→ **Instructions to follow**
Type every record exactly as it appears.

_ _ _

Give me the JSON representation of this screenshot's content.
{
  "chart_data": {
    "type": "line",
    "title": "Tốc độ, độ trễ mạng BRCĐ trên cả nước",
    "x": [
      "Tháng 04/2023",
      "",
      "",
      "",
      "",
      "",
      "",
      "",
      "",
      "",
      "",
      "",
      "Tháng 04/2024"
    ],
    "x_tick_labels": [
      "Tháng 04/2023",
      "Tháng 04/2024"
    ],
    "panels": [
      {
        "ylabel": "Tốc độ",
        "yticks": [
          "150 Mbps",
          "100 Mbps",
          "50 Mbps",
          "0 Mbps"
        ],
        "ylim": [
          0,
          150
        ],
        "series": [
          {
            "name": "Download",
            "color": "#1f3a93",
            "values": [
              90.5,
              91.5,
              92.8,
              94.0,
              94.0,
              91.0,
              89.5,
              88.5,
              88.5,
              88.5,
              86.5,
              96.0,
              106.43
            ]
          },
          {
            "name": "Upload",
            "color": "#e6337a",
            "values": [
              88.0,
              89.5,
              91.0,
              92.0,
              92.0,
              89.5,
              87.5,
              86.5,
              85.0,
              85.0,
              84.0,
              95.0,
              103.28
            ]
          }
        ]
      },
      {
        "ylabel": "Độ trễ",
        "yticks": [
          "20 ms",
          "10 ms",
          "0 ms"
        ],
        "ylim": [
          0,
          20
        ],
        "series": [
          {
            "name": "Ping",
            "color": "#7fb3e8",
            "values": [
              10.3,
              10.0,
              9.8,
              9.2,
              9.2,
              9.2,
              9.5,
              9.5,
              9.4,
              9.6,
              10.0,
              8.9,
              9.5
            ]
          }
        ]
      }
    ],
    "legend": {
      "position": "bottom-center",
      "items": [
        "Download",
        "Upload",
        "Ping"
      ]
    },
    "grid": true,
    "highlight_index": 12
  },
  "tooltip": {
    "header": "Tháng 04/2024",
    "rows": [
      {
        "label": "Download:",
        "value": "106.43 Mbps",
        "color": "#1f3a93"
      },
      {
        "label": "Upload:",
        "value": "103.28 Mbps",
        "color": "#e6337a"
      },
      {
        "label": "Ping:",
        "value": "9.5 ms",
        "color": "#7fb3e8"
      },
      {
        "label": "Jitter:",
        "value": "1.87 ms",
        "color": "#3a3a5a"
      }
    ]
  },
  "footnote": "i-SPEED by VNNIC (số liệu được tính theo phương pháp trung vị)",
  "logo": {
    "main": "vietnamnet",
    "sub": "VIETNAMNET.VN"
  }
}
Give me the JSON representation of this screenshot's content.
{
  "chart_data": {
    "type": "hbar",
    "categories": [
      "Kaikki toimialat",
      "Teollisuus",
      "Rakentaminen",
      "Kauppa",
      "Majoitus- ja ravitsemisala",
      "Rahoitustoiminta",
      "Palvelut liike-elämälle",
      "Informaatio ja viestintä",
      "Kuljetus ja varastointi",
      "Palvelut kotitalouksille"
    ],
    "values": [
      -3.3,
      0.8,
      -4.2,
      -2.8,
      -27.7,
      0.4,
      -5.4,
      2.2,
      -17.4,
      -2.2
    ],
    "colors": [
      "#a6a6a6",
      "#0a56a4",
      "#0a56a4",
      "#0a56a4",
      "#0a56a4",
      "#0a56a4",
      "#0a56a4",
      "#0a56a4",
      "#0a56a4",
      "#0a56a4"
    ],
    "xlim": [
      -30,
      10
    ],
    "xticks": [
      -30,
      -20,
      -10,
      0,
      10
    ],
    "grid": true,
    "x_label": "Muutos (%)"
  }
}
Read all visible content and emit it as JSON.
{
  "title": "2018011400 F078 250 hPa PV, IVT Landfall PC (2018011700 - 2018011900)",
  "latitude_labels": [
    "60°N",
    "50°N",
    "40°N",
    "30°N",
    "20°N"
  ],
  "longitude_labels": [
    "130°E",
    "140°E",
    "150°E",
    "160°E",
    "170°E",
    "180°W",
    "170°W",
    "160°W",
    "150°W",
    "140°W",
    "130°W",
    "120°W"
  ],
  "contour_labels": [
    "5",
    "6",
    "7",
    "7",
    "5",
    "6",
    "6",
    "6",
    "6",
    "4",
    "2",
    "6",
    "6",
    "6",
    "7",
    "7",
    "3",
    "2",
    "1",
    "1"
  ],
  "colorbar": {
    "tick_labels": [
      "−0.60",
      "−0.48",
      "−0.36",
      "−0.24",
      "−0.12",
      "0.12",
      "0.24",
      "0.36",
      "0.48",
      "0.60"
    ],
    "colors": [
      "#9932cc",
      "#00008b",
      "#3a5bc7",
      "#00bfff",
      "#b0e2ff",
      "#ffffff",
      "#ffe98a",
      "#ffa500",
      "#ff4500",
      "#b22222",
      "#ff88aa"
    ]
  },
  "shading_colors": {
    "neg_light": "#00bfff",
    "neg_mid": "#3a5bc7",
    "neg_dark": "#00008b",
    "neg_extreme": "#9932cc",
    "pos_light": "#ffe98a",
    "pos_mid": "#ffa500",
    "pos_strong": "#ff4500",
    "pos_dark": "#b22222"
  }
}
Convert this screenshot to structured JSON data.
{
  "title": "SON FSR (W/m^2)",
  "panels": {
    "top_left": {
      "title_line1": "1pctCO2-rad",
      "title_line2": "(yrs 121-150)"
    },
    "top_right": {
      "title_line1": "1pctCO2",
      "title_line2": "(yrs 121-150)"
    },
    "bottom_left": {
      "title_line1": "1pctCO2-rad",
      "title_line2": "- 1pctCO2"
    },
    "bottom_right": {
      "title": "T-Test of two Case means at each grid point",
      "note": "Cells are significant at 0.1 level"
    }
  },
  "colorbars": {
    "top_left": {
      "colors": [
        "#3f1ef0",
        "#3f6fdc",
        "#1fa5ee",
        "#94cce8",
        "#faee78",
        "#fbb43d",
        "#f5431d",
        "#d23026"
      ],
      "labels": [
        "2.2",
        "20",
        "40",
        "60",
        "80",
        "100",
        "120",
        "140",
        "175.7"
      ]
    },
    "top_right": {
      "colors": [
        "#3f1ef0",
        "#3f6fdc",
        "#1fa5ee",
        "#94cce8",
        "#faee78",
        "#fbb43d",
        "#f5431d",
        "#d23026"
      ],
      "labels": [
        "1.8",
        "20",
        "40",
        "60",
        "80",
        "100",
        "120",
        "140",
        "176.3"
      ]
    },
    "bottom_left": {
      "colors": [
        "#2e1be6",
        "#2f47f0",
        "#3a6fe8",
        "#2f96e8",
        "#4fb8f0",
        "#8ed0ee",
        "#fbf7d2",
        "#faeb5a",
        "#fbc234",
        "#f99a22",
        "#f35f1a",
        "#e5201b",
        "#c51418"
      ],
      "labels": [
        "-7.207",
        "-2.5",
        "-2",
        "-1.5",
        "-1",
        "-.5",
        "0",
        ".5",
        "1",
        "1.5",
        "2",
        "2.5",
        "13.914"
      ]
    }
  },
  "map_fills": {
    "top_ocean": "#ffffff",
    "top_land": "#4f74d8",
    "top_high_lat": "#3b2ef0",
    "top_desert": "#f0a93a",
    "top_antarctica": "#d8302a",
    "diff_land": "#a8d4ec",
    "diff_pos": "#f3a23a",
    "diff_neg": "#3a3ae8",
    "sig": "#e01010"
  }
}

_ _ _

→ **Written solution**
Give me the JSON representation of this screenshot's content.
{
  "chart_data": {
    "type": "line",
    "title": "Tốc độ, độ trễ mạng BRCĐ trên cả nước",
    "x": [
      "Tháng 04/2023",
      "",
      "",
      "",
      "",
      "",
      "",
      "",
      "",
      "",
      "",
      "",
      "Tháng 04/2024"
    ],
    "x_tick_labels": [
      "Tháng 04/2023",
      "Tháng 04/2024"
    ],
    "panels": [
      {
        "ylabel": "Tốc độ",
        "yticks": [
          "150 Mbps",
          "100 Mbps",
          "50 Mbps",
          "0 Mbps"
        ],
        "ylim": [
          0,
          150
        ],
        "series": [
          {
            "name": "Download",
            "color": "#1f3a93",
            "values": [
              90.5,
              91.5,
              92.8,
              94.0,
              94.0,
              91.0,
              89.5,
              88.5,
              88.5,
              88.5,
              86.5,
              96.0,
              106.43
            ]
          },
          {
            "name": "Upload",
            "color": "#e6337a",
            "values": [
              88.0,
              89.5,
              91.0,
              92.0,
              92.0,
              89.5,
              87.5,
              86.5,
              85.0,
              85.0,
              84.0,
              95.0,
              103.28
            ]
          }
        ]
      },
      {
        "ylabel": "Độ trễ",
        "yticks": [
          "20 ms",
          "10 ms",
          "0 ms"
        ],
        "ylim": [
          0,
          20
        ],
        "series": [
          {
            "name": "Ping",
            "color": "#7fb3e8",
            "values": [
              10.3,
              10.0,
              9.8,
              9.2,
              9.2,
              9.2,
              9.5,
              9.5,
              9.4,
              9.6,
              10.0,
              8.9,
              9.5
            ]
          }
        ]
      }
    ],
    "legend": {
      "position": "bottom-center",
      "items": [
        "Download",
        "Upload",
        "Ping"
      ]
    },
    "grid": true,
    "highlight_index": 12
  },
  "tooltip": {
    "header": "Tháng 04/2024",
    "rows": [
      {
        "label": "Download:",
        "value": "106.43 Mbps",
        "color": "#1f3a93"
      },
      {
        "label": "Upload:",
        "value": "103.28 Mbps",
        "color": "#e6337a"
      },
      {
        "label": "Ping:",
        "value": "9.5 ms",
        "color": "#7fb3e8"
      },
      {
        "label": "Jitter:",
        "value": "1.87 ms",
        "color": "#3a3a5a"
      }
    ]
  },
  "footnote": "i-SPEED by VNNIC (số liệu được tính theo phương pháp trung vị)",
  "logo": {
    "main": "vietnamnet",
    "sub": "VIETNAMNET.VN"
  }
}
Give me the JSON representation of this screenshot's content.
{
  "chart_data": {
    "type": "hbar",
    "categories": [
      "Kaikki toimialat",
      "Teollisuus",
      "Rakentaminen",
      "Kauppa",
      "Majoitus- ja ravitsemisala",
      "Rahoitustoiminta",
      "Palvelut liike-elämälle",
      "Informaatio ja viestintä",
      "Kuljetus ja varastointi",
      "Palvelut kotitalouksille"
    ],
    "values": [
      -3.3,
      0.8,
      -4.2,
      -2.8,
      -27.7,
      0.4,
      -5.4,
      2.2,
      -17.4,
      -2.2
    ],
    "colors": [
      "#a6a6a6",
      "#0a56a4",
      "#0a56a4",
      "#0a56a4",
      "#0a56a4",
      "#0a56a4",
      "#0a56a4",
      "#0a56a4",
      "#0a56a4",
      "#0a56a4"
    ],
    "xlim": [
      -30,
      10
    ],
    "xticks": [
      -30,
      -20,
      -10,
      0,
      10
    ],
    "grid": true,
    "x_label": "Muutos (%)"
  }
}
Read all visible content and emit it as JSON.
{
  "title": "2018011400 F078 250 hPa PV, IVT Landfall PC (2018011700 - 2018011900)",
  "latitude_labels": [
    "60°N",
    "50°N",
    "40°N",
    "30°N",
    "20°N"
  ],
  "longitude_labels": [
    "130°E",
    "140°E",
    "150°E",
    "160°E",
    "170°E",
    "180°W",
    "170°W",
    "160°W",
    "150°W",
    "140°W",
    "130°W",
    "120°W"
  ],
  "contour_labels": [
    "5",
    "6",
    "7",
    "7",
    "5",
    "6",
    "6",
    "6",
    "6",
    "4",
    "2",
    "6",
    "6",
    "6",
    "7",
    "7",
    "3",
    "2",
    "1",
    "1"
  ],
  "colorbar": {
    "tick_labels": [
      "−0.60",
      "−0.48",
      "−0.36",
      "−0.24",
      "−0.12",
      "0.12",
      "0.24",
      "0.36",
      "0.48",
      "0.60"
    ],
    "colors": [
      "#9932cc",
      "#00008b",
      "#3a5bc7",
      "#00bfff",
      "#b0e2ff",
      "#ffffff",
      "#ffe98a",
      "#ffa500",
      "#ff4500",
      "#b22222",
      "#ff88aa"
    ]
  },
  "shading_colors": {
    "neg_light": "#00bfff",
    "neg_mid": "#3a5bc7",
    "neg_dark": "#00008b",
    "neg_extreme": "#9932cc",
    "pos_light": "#ffe98a",
    "pos_mid": "#ffa500",
    "pos_strong": "#ff4500",
    "pos_dark": "#b22222"
  }
}
Convert this screenshot to structured JSON data.
{
  "title": "SON FSR (W/m^2)",
  "panels": {
    "top_left": {
      "title_line1": "1pctCO2-rad",
      "title_line2": "(yrs 121-150)"
    },
    "top_right": {
      "title_line1": "1pctCO2",
      "title_line2": "(yrs 121-150)"
    },
    "bottom_left": {
      "title_line1": "1pctCO2-rad",
      "title_line2": "- 1pctCO2"
    },
    "bottom_right": {
      "title": "T-Test of two Case means at each grid point",
      "note": "Cells are significant at 0.1 level"
    }
  },
  "colorbars": {
    "top_left": {
      "colors": [
        "#3f1ef0",
        "#3f6fdc",
        "#1fa5ee",
        "#94cce8",
        "#faee78",
        "#fbb43d",
        "#f5431d",
        "#d23026"
      ],
      "labels": [
        "2.2",
        "20",
        "40",
        "60",
        "80",
        "100",
        "120",
        "140",
        "175.7"
      ]
    },
    "top_right": {
      "colors": [
        "#3f1ef0",
        "#3f6fdc",
        "#1fa5ee",
        "#94cce8",
        "#faee78",
        "#fbb43d",
        "#f5431d",
        "#d23026"
      ],
      "labels": [
        "1.8",
        "20",
        "40",
        "60",
        "80",
        "100",
        "120",
        "140",
        "176.3"
      ]
    },
    "bottom_left": {
      "colors": [
        "#2e1be6",
        "#2f47f0",
        "#3a6fe8",
        "#2f96e8",
        "#4fb8f0",
        "#8ed0ee",
        "#fbf7d2",
        "#faeb5a",
        "#fbc234",
        "#f99a22",
        "#f35f1a",
        "#e5201b",
        "#c51418"
      ],
      "labels": [
        "-7.207",
        "-2.5",
        "-2",
        "-1.5",
        "-1",
        "-.5",
        "0",
        ".5",
        "1",
        "1.5",
        "2",
        "2.5",
        "13.914"
      ]
    }
  },
  "map_fills": {
    "top_ocean": "#ffffff",
    "top_land": "#4f74d8",
    "top_high_lat": "#3b2ef0",
    "top_desert": "#f0a93a",
    "top_antarctica": "#d8302a",
    "diff_land": "#a8d4ec",
    "diff_pos": "#f3a23a",
    "diff_neg": "#3a3ae8",
    "sig": "#e01010"
  }
}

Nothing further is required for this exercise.